TASK MATERIAL:
--- START ---
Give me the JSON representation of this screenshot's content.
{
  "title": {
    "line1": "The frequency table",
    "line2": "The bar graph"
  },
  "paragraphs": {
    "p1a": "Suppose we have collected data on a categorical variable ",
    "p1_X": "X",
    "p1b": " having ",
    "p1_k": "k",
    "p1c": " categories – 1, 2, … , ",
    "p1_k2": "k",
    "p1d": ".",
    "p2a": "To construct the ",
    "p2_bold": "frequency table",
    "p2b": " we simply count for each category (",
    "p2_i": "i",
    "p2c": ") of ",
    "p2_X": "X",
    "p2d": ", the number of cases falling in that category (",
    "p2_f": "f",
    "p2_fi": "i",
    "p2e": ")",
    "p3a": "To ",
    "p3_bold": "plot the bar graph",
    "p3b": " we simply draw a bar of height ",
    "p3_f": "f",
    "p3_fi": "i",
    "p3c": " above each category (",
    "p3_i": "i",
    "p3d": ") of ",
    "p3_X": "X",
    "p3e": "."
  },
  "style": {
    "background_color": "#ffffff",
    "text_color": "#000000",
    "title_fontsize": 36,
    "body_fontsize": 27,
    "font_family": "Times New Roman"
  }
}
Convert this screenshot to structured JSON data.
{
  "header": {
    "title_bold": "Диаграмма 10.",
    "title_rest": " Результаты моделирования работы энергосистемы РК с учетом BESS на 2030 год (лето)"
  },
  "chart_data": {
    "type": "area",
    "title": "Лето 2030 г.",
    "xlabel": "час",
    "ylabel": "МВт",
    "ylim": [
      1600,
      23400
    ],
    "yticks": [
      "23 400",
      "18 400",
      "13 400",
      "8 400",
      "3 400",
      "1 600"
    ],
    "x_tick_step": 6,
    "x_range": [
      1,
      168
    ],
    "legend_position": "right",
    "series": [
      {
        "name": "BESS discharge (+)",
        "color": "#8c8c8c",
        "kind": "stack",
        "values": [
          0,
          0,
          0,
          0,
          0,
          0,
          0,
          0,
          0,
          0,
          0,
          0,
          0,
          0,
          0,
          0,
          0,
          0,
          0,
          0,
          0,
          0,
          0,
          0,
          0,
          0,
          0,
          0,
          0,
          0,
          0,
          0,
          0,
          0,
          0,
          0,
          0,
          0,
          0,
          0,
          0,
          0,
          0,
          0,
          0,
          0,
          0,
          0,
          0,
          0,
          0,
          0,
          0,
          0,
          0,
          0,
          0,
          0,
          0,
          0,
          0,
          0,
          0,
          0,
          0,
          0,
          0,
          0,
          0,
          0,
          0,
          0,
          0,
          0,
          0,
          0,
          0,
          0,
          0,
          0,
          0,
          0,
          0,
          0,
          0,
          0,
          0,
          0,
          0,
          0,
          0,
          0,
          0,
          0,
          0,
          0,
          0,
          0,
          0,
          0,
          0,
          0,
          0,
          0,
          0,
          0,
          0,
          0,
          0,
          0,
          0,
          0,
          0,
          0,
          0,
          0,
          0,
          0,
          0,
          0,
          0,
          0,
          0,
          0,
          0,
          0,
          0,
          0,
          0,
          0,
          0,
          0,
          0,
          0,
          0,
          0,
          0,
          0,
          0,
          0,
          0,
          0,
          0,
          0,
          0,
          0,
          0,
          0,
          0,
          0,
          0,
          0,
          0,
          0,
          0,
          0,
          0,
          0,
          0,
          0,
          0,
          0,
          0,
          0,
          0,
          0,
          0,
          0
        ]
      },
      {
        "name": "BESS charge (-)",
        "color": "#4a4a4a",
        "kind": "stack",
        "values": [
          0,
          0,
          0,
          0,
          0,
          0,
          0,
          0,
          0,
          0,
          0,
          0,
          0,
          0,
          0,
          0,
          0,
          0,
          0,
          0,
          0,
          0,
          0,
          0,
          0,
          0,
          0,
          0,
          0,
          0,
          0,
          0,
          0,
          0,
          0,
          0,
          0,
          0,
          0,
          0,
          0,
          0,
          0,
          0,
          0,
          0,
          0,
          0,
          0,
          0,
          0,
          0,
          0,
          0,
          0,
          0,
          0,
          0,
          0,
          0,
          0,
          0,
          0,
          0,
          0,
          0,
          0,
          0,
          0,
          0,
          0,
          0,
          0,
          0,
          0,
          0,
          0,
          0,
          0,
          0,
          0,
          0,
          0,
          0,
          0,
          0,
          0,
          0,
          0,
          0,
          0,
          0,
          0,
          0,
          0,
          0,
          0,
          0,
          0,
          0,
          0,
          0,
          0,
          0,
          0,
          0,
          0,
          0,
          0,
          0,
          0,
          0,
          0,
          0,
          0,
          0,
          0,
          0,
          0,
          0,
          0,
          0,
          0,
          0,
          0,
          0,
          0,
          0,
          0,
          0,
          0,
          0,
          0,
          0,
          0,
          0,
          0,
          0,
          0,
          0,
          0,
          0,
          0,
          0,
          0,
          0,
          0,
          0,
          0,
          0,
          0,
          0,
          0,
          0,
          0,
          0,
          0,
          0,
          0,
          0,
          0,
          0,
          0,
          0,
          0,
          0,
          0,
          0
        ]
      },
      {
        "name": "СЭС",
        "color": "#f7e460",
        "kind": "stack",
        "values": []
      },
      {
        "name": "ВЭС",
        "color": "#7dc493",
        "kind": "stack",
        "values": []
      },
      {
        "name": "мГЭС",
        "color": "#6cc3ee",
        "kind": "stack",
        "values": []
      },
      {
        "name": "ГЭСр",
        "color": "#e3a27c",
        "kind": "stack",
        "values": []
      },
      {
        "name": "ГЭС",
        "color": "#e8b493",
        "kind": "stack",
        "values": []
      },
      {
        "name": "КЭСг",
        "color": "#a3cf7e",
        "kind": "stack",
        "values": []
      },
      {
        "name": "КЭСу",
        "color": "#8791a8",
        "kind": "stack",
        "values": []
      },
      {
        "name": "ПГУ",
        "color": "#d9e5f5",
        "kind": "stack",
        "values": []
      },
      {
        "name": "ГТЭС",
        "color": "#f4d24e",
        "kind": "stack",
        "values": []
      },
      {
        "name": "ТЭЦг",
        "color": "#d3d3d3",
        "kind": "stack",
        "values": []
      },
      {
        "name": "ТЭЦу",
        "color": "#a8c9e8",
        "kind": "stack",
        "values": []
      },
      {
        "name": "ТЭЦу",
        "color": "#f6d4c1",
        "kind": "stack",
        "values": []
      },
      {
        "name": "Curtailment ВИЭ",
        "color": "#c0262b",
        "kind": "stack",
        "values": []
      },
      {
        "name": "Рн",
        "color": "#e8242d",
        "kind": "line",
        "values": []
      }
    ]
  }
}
--- END ---
SHORT EXERCISE:
Every record above needs to be repeated word for word.

COMPLETE OUTPUT:
Give me the JSON representation of this screenshot's content.
{
  "title": {
    "line1": "The frequency table",
    "line2": "The bar graph"
  },
  "paragraphs": {
    "p1a": "Suppose we have collected data on a categorical variable ",
    "p1_X": "X",
    "p1b": " having ",
    "p1_k": "k",
    "p1c": " categories – 1, 2, … , ",
    "p1_k2": "k",
    "p1d": ".",
    "p2a": "To construct the ",
    "p2_bold": "frequency table",
    "p2b": " we simply count for each category (",
    "p2_i": "i",
    "p2c": ") of ",
    "p2_X": "X",
    "p2d": ", the number of cases falling in that category (",
    "p2_f": "f",
    "p2_fi": "i",
    "p2e": ")",
    "p3a": "To ",
    "p3_bold": "plot the bar graph",
    "p3b": " we simply draw a bar of height ",
    "p3_f": "f",
    "p3_fi": "i",
    "p3c": " above each category (",
    "p3_i": "i",
    "p3d": ") of ",
    "p3_X": "X",
    "p3e": "."
  },
  "style": {
    "background_color": "#ffffff",
    "text_color": "#000000",
    "title_fontsize": 36,
    "body_fontsize": 27,
    "font_family": "Times New Roman"
  }
}
Convert this screenshot to structured JSON data.
{
  "header": {
    "title_bold": "Диаграмма 10.",
    "title_rest": " Результаты моделирования работы энергосистемы РК с учетом BESS на 2030 год (лето)"
  },
  "chart_data": {
    "type": "area",
    "title": "Лето 2030 г.",
    "xlabel": "час",
    "ylabel": "МВт",
    "ylim": [
      1600,
      23400
    ],
    "yticks": [
      "23 400",
      "18 400",
      "13 400",
      "8 400",
      "3 400",
      "1 600"
    ],
    "x_tick_step": 6,
    "x_range": [
      1,
      168
    ],
    "legend_position": "right",
    "series": [
      {
        "name": "BESS discharge (+)",
        "color": "#8c8c8c",
        "kind": "stack",
        "values": [
          0,
          0,
          0,
          0,
          0,
          0,
          0,
          0,
          0,
          0,
          0,
          0,
          0,
          0,
          0,
          0,
          0,
          0,
          0,
          0,
          0,
          0,
          0,
          0,
          0,
          0,
          0,
          0,
          0,
          0,
          0,
          0,
          0,
          0,
          0,
          0,
          0,
          0,
          0,
          0,
          0,
          0,
          0,
          0,
          0,
          0,
          0,
          0,
          0,
          0,
          0,
          0,
          0,
          0,
          0,
          0,
          0,
          0,
          0,
          0,
          0,
          0,
          0,
          0,
          0,
          0,
          0,
          0,
          0,
          0,
          0,
          0,
          0,
          0,
          0,
          0,
          0,
          0,
          0,
          0,
          0,
          0,
          0,
          0,
          0,
          0,
          0,
          0,
          0,
          0,
          0,
          0,
          0,
          0,
          0,
          0,
          0,
          0,
          0,
          0,
          0,
          0,
          0,
          0,
          0,
          0,
          0,
          0,
          0,
          0,
          0,
          0,
          0,
          0,
          0,
          0,
          0,
          0,
          0,
          0,
          0,
          0,
          0,
          0,
          0,
          0,
          0,
          0,
          0,
          0,
          0,
          0,
          0,
          0,
          0,
          0,
          0,
          0,
          0,
          0,
          0,
          0,
          0,
          0,
          0,
          0,
          0,
          0,
          0,
          0,
          0,
          0,
          0,
          0,
          0,
          0,
          0,
          0,
          0,
          0,
          0,
          0,
          0,
          0,
          0,
          0,
          0,
          0
        ]
      },
      {
        "name": "BESS charge (-)",
        "color": "#4a4a4a",
        "kind": "stack",
        "values": [
          0,
          0,
          0,
          0,
          0,
          0,
          0,
          0,
          0,
          0,
          0,
          0,
          0,
          0,
          0,
          0,
          0,
          0,
          0,
          0,
          0,
          0,
          0,
          0,
          0,
          0,
          0,
          0,
          0,
          0,
          0,
          0,
          0,
          0,
          0,
          0,
          0,
          0,
          0,
          0,
          0,
          0,
          0,
          0,
          0,
          0,
          0,
          0,
          0,
          0,
          0,
          0,
          0,
          0,
          0,
          0,
          0,
          0,
          0,
          0,
          0,
          0,
          0,
          0,
          0,
          0,
          0,
          0,
          0,
          0,
          0,
          0,
          0,
          0,
          0,
          0,
          0,
          0,
          0,
          0,
          0,
          0,
          0,
          0,
          0,
          0,
          0,
          0,
          0,
          0,
          0,
          0,
          0,
          0,
          0,
          0,
          0,
          0,
          0,
          0,
          0,
          0,
          0,
          0,
          0,
          0,
          0,
          0,
          0,
          0,
          0,
          0,
          0,
          0,
          0,
          0,
          0,
          0,
          0,
          0,
          0,
          0,
          0,
          0,
          0,
          0,
          0,
          0,
          0,
          0,
          0,
          0,
          0,
          0,
          0,
          0,
          0,
          0,
          0,
          0,
          0,
          0,
          0,
          0,
          0,
          0,
          0,
          0,
          0,
          0,
          0,
          0,
          0,
          0,
          0,
          0,
          0,
          0,
          0,
          0,
          0,
          0,
          0,
          0,
          0,
          0,
          0,
          0
        ]
      },
      {
        "name": "СЭС",
        "color": "#f7e460",
        "kind": "stack",
        "values": []
      },
      {
        "name": "ВЭС",
        "color": "#7dc493",
        "kind": "stack",
        "values": []
      },
      {
        "name": "мГЭС",
        "color": "#6cc3ee",
        "kind": "stack",
        "values": []
      },
      {
        "name": "ГЭСр",
        "color": "#e3a27c",
        "kind": "stack",
        "values": []
      },
      {
        "name": "ГЭС",
        "color": "#e8b493",
        "kind": "stack",
        "values": []
      },
      {
        "name": "КЭСг",
        "color": "#a3cf7e",
        "kind": "stack",
        "values": []
      },
      {
        "name": "КЭСу",
        "color": "#8791a8",
        "kind": "stack",
        "values": []
      },
      {
        "name": "ПГУ",
        "color": "#d9e5f5",
        "kind": "stack",
        "values": []
      },
      {
        "name": "ГТЭС",
        "color": "#f4d24e",
        "kind": "stack",
        "values": []
      },
      {
        "name": "ТЭЦг",
        "color": "#d3d3d3",
        "kind": "stack",
        "values": []
      },
      {
        "name": "ТЭЦу",
        "color": "#a8c9e8",
        "kind": "stack",
        "values": []
      },
      {
        "name": "ТЭЦу",
        "color": "#f6d4c1",
        "kind": "stack",
        "values": []
      },
      {
        "name": "Curtailment ВИЭ",
        "color": "#c0262b",
        "kind": "stack",
        "values": []
      },
      {
        "name": "Рн",
        "color": "#e8242d",
        "kind": "line",
        "values": []
      }
    ]
  }
}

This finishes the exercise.